* _Description of the task_: Locate the word "Ceremonial" in the material, then show every line that holds it.

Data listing
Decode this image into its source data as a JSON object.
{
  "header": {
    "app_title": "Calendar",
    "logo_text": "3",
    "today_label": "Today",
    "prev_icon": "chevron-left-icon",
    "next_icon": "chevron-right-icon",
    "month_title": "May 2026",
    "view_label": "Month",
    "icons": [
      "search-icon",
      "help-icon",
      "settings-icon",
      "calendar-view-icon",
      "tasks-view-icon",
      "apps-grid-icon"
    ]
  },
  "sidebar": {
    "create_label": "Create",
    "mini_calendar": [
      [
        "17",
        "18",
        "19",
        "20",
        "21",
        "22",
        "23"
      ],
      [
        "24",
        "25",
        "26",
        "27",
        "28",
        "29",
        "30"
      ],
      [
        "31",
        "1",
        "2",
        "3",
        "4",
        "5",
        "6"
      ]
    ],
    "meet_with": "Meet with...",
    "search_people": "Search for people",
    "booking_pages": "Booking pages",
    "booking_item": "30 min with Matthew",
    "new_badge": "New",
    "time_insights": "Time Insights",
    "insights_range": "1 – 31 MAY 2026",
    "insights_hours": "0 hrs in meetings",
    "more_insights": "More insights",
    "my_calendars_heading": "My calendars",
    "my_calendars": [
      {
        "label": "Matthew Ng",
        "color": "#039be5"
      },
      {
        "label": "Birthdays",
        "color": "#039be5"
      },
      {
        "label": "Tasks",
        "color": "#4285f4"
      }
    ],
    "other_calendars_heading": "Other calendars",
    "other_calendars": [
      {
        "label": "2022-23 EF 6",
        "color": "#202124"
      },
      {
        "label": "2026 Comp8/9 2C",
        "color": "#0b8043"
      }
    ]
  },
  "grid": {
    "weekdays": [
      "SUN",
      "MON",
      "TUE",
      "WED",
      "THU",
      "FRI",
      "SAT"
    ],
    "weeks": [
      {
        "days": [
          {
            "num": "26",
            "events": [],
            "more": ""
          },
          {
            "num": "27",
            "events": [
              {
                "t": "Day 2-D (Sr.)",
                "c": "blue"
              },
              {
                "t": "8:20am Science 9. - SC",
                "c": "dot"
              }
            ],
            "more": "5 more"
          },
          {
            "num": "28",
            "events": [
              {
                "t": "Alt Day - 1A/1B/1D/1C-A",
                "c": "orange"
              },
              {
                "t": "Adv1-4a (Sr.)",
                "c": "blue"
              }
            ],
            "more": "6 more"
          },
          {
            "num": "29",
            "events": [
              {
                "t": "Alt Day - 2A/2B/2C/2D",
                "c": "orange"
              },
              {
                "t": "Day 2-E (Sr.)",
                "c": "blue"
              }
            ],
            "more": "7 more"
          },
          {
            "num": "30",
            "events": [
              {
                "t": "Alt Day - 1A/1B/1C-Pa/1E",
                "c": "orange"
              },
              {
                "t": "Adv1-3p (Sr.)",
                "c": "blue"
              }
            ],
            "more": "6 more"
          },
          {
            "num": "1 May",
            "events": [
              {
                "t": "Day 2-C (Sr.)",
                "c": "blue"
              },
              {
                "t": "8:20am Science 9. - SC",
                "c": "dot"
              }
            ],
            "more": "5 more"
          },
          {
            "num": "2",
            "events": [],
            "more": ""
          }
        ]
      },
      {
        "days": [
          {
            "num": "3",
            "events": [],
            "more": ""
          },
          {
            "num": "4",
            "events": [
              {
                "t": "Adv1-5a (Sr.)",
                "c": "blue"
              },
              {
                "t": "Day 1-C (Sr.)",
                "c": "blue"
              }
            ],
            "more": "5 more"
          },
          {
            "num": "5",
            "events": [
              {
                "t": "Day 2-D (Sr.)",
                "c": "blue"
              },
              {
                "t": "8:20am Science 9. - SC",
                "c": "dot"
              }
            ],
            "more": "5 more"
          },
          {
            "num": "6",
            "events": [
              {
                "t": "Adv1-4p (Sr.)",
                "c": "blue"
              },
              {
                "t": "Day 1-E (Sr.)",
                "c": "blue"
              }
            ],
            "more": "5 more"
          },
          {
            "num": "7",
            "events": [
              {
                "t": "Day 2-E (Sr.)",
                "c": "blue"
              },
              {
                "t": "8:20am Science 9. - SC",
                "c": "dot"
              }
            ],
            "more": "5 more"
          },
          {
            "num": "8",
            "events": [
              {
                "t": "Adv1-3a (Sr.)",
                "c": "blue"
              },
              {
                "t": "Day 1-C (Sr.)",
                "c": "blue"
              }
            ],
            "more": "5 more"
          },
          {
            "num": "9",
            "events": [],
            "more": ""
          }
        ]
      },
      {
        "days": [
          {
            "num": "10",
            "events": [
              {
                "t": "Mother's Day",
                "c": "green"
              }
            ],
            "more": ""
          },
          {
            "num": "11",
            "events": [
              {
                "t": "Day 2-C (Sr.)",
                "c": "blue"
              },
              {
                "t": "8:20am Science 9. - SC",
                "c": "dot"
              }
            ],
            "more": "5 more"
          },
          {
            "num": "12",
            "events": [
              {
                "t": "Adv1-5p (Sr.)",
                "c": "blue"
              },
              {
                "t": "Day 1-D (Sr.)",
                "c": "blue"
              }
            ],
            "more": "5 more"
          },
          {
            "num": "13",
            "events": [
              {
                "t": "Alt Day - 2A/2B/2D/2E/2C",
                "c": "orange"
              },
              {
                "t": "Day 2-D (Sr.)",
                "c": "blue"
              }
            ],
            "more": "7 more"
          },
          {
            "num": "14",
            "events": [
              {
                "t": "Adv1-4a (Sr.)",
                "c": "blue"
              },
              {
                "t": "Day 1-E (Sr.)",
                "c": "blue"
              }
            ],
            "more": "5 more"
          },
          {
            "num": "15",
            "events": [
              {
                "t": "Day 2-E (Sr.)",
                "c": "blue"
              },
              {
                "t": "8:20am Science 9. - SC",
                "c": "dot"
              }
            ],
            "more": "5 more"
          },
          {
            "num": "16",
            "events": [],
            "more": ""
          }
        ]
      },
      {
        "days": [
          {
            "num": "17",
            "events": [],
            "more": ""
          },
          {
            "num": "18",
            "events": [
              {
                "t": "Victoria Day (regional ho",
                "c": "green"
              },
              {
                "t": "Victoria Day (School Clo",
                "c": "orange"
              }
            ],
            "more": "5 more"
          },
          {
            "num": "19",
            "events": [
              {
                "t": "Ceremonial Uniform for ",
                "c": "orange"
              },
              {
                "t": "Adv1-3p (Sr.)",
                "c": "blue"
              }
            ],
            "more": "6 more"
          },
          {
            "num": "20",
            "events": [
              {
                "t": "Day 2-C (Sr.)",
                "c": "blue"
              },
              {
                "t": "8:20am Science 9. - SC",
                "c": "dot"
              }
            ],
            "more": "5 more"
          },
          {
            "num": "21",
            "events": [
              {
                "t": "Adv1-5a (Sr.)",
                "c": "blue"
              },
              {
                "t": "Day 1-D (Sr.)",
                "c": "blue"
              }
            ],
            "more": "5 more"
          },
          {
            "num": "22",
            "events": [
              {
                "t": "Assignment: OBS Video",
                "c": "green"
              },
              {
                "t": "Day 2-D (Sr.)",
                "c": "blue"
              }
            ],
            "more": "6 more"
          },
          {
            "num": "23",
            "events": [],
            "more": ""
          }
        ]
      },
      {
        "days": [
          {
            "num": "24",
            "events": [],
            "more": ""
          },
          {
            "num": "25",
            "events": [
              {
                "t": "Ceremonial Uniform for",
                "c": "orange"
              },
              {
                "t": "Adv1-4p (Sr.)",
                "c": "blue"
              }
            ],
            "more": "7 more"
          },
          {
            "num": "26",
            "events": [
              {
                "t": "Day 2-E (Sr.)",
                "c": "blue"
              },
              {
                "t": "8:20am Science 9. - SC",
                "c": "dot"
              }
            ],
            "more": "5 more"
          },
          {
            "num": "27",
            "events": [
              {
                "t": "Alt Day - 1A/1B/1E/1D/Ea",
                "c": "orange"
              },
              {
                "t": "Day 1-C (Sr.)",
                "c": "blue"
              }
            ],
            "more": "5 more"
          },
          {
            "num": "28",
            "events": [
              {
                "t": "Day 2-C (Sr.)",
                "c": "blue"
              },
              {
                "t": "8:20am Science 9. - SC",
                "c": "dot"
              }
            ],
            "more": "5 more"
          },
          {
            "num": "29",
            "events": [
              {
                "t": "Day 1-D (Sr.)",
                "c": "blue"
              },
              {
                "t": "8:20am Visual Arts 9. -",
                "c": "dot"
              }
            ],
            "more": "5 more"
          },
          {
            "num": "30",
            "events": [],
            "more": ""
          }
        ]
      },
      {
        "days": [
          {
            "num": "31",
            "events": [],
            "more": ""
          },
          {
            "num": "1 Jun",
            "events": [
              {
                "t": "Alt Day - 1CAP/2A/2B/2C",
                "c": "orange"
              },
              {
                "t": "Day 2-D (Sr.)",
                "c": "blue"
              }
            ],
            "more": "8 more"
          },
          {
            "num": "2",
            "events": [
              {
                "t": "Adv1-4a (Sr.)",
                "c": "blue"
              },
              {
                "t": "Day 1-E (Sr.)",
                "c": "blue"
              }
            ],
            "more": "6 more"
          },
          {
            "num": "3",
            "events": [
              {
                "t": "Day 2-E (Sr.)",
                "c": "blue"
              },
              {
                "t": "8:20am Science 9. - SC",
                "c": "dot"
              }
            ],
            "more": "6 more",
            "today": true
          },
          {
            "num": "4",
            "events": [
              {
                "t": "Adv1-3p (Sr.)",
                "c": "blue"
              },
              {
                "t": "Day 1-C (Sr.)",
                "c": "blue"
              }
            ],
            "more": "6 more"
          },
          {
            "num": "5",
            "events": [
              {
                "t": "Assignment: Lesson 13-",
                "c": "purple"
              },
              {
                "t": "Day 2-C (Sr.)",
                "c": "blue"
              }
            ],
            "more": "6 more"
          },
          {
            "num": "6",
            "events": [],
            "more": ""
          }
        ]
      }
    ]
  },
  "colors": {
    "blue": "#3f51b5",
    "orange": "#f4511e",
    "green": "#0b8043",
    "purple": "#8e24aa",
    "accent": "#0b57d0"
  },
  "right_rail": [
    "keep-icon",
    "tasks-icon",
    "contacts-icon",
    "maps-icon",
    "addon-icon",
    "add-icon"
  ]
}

* _Response to this exercise_:
                "t": "Ceremonial Uniform for ",
                "t": "Ceremonial Uniform for",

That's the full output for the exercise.